▶ _Directive_: Identify all lines in the data containing the string "true". Copy them out.

********

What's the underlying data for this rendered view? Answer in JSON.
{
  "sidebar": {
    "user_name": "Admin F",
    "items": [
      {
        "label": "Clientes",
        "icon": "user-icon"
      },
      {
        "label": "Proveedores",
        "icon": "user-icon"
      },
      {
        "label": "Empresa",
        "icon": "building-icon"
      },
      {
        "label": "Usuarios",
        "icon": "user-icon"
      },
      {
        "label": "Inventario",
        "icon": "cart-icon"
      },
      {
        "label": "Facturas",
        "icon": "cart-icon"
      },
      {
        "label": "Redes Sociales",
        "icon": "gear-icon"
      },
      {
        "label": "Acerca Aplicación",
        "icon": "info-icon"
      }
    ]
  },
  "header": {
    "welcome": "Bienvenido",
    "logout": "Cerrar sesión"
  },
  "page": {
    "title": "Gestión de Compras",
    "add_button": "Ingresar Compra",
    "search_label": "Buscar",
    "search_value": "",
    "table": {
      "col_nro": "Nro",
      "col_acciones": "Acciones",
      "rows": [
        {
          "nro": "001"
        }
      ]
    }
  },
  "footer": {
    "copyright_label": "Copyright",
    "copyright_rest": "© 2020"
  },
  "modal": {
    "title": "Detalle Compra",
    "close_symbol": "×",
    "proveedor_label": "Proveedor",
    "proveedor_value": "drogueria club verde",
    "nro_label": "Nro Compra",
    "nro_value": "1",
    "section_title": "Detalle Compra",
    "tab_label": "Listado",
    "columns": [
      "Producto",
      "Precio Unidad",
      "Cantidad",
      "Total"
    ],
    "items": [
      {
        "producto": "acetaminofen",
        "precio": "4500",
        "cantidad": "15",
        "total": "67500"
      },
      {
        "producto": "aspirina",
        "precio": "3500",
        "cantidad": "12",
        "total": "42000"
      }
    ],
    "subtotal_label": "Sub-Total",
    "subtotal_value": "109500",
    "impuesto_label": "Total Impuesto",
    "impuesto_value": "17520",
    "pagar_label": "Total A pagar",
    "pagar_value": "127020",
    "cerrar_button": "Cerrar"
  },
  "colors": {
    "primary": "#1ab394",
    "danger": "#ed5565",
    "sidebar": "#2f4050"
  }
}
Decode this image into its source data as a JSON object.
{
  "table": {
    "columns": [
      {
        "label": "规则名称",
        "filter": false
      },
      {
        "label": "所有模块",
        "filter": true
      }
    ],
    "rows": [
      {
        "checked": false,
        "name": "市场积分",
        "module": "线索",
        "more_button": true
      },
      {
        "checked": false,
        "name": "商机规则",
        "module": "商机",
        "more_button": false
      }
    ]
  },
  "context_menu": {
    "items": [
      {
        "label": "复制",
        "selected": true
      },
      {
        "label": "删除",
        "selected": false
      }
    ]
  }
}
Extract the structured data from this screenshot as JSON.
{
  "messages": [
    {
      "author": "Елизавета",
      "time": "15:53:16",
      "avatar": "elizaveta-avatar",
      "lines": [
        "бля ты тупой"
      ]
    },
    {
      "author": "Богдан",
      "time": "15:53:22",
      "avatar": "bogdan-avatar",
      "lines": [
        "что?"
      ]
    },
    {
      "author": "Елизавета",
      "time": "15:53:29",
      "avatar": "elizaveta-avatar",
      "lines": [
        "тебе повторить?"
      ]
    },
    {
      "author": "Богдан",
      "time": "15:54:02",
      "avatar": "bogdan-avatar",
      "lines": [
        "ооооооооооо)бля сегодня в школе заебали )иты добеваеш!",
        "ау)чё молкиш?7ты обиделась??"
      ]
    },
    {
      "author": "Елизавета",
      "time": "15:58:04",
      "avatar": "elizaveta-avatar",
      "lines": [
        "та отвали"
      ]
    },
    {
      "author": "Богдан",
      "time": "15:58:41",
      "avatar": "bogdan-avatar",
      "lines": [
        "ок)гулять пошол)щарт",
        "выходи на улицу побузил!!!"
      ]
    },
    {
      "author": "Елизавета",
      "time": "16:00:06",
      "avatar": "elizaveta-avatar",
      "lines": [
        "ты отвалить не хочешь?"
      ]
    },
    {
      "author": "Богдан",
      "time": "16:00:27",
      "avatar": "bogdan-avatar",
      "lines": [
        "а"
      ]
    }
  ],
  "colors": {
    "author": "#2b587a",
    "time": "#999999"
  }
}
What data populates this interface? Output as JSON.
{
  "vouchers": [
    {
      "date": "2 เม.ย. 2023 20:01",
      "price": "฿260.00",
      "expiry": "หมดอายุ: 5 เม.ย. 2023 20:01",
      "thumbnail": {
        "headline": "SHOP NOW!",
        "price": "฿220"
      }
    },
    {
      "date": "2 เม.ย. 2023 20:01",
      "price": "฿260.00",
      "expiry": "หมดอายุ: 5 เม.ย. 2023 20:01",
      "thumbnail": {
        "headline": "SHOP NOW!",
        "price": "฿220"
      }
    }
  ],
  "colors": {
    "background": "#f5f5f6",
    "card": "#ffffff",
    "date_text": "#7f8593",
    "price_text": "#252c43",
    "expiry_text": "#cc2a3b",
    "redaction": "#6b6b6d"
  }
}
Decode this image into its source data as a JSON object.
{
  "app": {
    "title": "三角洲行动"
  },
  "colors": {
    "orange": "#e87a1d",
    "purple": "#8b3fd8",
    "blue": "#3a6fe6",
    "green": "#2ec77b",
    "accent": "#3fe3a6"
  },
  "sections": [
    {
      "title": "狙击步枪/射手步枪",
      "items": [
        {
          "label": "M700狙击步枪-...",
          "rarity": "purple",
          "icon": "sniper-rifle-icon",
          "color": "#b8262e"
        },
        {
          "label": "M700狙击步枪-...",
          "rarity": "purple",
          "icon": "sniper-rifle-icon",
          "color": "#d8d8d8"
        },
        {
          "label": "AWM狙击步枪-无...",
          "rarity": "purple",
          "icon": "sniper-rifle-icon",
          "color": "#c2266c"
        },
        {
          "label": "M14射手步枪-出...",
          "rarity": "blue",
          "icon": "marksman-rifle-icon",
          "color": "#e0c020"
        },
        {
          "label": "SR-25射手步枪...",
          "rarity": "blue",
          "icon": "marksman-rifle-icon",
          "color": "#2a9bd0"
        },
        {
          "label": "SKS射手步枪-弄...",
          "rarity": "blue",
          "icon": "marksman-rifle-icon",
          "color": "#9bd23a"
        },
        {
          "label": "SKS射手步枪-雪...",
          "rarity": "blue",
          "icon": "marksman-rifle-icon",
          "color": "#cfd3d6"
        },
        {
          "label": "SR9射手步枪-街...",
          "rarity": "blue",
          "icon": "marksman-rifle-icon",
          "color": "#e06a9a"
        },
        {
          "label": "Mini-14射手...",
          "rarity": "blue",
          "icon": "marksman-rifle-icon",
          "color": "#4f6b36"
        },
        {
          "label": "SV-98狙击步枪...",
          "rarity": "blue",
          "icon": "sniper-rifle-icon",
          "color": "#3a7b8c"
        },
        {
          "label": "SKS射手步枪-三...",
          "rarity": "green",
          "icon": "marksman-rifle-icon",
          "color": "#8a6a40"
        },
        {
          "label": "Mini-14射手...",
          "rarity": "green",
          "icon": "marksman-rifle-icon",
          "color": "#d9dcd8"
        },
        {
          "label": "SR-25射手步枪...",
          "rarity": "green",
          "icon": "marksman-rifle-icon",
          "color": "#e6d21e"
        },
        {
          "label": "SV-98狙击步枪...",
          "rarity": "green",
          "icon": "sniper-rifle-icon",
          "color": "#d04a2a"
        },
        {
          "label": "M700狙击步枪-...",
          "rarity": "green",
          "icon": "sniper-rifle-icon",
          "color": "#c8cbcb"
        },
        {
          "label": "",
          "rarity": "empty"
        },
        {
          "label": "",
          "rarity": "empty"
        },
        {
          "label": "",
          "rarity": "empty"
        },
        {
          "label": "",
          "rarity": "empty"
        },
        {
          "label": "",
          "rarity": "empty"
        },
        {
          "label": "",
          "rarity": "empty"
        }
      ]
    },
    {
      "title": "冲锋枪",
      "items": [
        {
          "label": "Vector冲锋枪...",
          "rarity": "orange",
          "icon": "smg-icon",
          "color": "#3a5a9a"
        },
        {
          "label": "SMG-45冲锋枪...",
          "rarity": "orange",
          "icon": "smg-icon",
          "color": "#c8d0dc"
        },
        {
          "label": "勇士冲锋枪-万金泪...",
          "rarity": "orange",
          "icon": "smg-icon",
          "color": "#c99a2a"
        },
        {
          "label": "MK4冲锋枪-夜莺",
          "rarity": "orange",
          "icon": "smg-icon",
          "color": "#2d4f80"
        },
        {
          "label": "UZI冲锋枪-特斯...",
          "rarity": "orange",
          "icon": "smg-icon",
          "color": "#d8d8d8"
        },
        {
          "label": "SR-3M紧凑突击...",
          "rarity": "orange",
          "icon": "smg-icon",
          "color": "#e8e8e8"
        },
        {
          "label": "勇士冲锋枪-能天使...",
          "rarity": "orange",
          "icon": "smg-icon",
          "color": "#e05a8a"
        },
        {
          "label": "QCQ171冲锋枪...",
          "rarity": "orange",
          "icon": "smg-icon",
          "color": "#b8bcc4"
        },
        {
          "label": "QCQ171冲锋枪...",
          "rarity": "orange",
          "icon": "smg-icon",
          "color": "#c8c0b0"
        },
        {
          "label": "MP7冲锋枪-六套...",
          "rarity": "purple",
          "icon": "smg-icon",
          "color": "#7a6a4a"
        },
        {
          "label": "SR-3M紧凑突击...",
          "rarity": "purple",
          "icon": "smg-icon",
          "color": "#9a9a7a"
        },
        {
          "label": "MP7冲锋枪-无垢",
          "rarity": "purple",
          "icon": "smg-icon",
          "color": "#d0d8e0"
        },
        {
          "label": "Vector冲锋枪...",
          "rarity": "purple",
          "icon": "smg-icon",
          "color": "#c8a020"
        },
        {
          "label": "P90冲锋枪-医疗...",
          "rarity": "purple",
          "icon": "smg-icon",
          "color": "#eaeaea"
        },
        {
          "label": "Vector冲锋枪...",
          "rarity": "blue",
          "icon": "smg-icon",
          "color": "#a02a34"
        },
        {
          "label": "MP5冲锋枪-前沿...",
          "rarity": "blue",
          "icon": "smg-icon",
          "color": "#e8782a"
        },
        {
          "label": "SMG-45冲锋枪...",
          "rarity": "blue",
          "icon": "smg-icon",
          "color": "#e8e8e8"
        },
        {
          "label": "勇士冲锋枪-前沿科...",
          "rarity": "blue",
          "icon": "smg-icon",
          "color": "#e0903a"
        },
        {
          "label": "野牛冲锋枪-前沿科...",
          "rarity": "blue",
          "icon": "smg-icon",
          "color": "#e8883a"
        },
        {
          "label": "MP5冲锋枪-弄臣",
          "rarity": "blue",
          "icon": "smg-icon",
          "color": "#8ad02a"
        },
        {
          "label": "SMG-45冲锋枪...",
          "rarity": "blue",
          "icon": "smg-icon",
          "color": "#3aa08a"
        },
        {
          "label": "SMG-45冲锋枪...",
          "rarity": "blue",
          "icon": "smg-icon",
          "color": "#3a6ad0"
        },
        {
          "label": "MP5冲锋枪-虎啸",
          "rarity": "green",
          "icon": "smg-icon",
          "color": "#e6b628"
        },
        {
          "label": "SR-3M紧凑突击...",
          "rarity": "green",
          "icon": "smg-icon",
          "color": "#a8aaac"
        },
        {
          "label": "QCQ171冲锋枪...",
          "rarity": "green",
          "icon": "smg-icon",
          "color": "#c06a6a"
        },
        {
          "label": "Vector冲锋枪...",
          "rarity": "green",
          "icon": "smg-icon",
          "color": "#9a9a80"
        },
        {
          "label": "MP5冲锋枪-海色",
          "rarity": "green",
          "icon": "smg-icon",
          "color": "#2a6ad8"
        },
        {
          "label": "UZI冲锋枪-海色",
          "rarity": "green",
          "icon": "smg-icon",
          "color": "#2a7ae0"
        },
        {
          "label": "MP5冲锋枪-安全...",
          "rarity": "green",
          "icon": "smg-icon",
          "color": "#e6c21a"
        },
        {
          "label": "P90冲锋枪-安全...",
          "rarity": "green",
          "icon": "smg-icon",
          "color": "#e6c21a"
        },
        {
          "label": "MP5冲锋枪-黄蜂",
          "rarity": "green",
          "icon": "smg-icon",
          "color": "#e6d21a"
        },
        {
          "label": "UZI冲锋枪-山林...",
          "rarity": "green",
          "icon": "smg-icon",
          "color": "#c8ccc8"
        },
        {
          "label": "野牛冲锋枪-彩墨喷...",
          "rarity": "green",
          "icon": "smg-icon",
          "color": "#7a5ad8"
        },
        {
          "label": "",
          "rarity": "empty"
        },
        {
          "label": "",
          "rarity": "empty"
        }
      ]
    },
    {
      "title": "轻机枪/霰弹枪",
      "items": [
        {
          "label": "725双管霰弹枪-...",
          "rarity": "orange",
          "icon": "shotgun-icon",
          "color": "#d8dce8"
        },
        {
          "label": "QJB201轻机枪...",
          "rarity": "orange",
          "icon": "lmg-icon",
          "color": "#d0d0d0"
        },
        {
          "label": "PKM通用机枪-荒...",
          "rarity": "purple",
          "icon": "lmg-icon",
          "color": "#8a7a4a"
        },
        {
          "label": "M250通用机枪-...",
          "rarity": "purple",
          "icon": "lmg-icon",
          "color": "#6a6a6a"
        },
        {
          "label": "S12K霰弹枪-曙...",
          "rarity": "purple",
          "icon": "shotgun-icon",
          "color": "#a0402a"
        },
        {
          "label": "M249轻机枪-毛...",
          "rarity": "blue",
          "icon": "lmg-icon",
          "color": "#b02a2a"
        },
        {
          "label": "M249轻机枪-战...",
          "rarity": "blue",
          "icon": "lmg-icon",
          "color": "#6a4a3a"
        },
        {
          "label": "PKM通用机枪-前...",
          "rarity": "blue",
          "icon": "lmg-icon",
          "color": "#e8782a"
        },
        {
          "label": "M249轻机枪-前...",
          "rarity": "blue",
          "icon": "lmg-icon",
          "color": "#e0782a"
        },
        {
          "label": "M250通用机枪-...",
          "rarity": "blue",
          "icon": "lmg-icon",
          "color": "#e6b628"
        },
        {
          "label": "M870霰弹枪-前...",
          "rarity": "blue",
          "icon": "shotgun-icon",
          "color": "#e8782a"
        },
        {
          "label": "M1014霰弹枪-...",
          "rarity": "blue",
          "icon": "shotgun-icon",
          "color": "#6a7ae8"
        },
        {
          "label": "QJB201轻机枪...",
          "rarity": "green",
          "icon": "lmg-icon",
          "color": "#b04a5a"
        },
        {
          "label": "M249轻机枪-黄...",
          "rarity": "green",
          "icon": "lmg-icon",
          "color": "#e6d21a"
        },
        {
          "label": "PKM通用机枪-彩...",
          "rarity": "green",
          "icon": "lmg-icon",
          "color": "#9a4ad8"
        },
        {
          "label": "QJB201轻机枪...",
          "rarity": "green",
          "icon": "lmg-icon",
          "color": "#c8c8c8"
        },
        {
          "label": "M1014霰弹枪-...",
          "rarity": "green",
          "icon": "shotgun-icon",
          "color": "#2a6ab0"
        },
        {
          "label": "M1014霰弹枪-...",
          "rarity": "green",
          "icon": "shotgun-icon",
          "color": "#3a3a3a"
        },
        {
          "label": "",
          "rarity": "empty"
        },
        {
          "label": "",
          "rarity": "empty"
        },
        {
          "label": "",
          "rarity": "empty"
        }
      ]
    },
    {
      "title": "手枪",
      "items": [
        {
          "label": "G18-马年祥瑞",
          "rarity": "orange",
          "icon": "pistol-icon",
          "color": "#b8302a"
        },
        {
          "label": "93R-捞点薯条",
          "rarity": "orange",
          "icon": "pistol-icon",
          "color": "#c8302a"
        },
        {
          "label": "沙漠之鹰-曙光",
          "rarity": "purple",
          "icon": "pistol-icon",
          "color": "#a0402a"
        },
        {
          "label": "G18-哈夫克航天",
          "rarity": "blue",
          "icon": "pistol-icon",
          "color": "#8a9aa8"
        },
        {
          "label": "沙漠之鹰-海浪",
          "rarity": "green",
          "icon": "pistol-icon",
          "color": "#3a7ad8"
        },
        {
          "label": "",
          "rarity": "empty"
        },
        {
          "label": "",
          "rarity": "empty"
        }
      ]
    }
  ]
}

********

▶ _Correct answer_:
        "filter": true
        "more_button": true
        "selected": true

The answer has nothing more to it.